= Task goal =
Every line below that mentions the word "удостоверяющий" should be copied out.

=== Materials provided ===

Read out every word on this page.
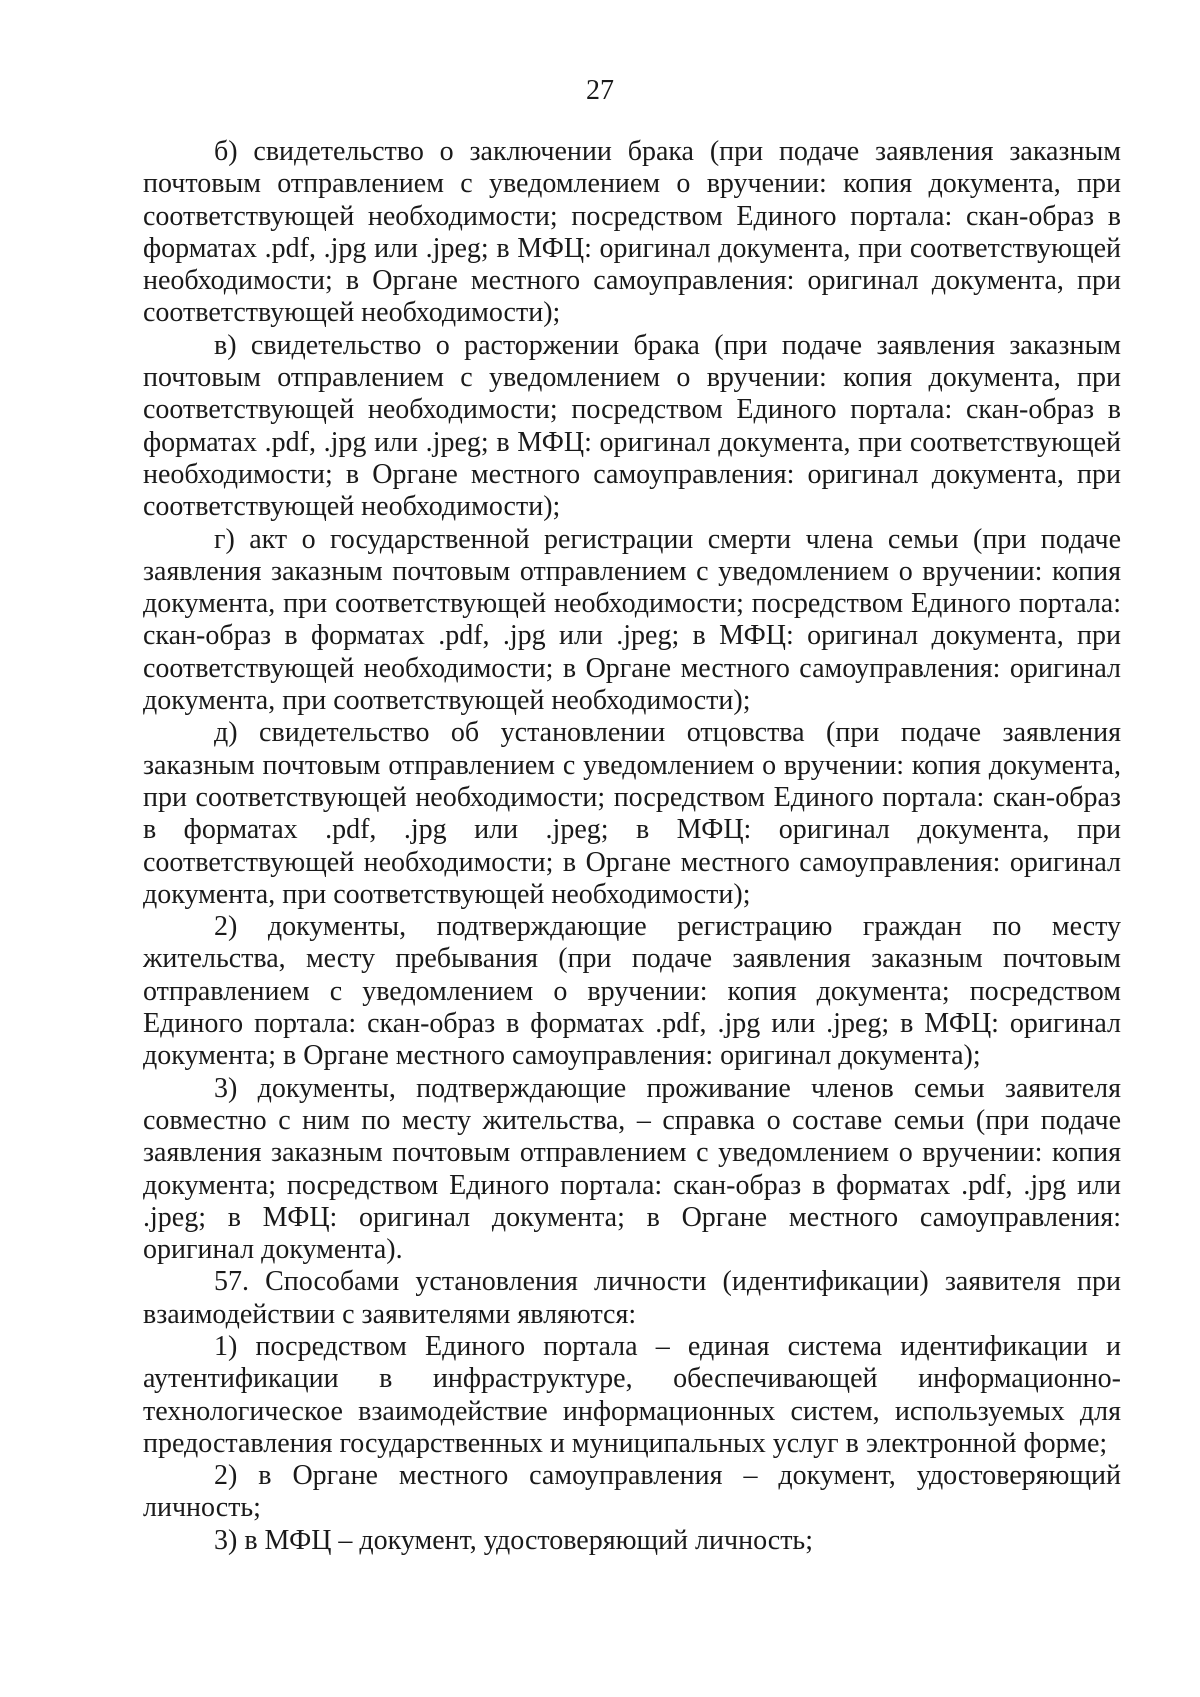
27

б) свидетельство о заключении брака (при подаче заявления заказным почтовым отправлением с уведомлением о вручении: копия документа, при соответствующей необходимости; посредством Единого портала: скан-образ в форматах .pdf, .jpg или .jpeg; в МФЦ: оригинал документа, при соответствующей необходимости; в Органе местного самоуправления: оригинал документа, при соответствующей необходимости);

в) свидетельство о расторжении брака (при подаче заявления заказным почтовым отправлением с уведомлением о вручении: копия документа, при соответствующей необходимости; посредством Единого портала: скан-образ в форматах .pdf, .jpg или .jpeg; в МФЦ: оригинал документа, при соответствующей необходимости; в Органе местного самоуправления: оригинал документа, при соответствующей необходимости);

г) акт о государственной регистрации смерти члена семьи (при подаче заявления заказным почтовым отправлением с уведомлением о вручении: копия документа, при соответствующей необходимости; посредством Единого портала: скан-образ в форматах .pdf, .jpg или .jpeg; в МФЦ: оригинал документа, при соответствующей необходимости; в Органе местного самоуправления: оригинал документа, при соответствующей необходимости);

д) свидетельство об установлении отцовства (при подаче заявления заказным почтовым отправлением с уведомлением о вручении: копия документа, при соответствующей необходимости; посредством Единого портала: скан-образ в форматах .pdf, .jpg или .jpeg; в МФЦ: оригинал документа, при соответствующей необходимости; в Органе местного самоуправления: оригинал документа, при соответствующей необходимости);

2) документы, подтверждающие регистрацию граждан по месту жительства, месту пребывания (при подаче заявления заказным почтовым отправлением с уведомлением о вручении: копия документа; посредством Единого портала: скан-образ в форматах .pdf, .jpg или .jpeg; в МФЦ: оригинал документа; в Органе местного самоуправления: оригинал документа);

3) документы, подтверждающие проживание членов семьи заявителя совместно с ним по месту жительства, – справка о составе семьи (при подаче заявления заказным почтовым отправлением с уведомлением о вручении: копия документа; посредством Единого портала: скан-образ в форматах .pdf, .jpg или .jpeg; в МФЦ: оригинал документа; в Органе местного самоуправления: оригинал документа).

57. Способами установления личности (идентификации) заявителя при взаимодействии с заявителями являются:

1) посредством Единого портала – единая система идентификации и аутентификации в инфраструктуре, обеспечивающей информационно-технологическое взаимодействие информационных систем, используемых для предоставления государственных и муниципальных услуг в электронной форме;

2) в Органе местного самоуправления – документ, удостоверяющий личность;

3) в МФЦ – документ, удостоверяющий личность;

===

= Solution for this exercise =
2) в Органе местного самоуправления – документ, удостоверяющий личность;
3) в МФЦ – документ, удостоверяющий личность;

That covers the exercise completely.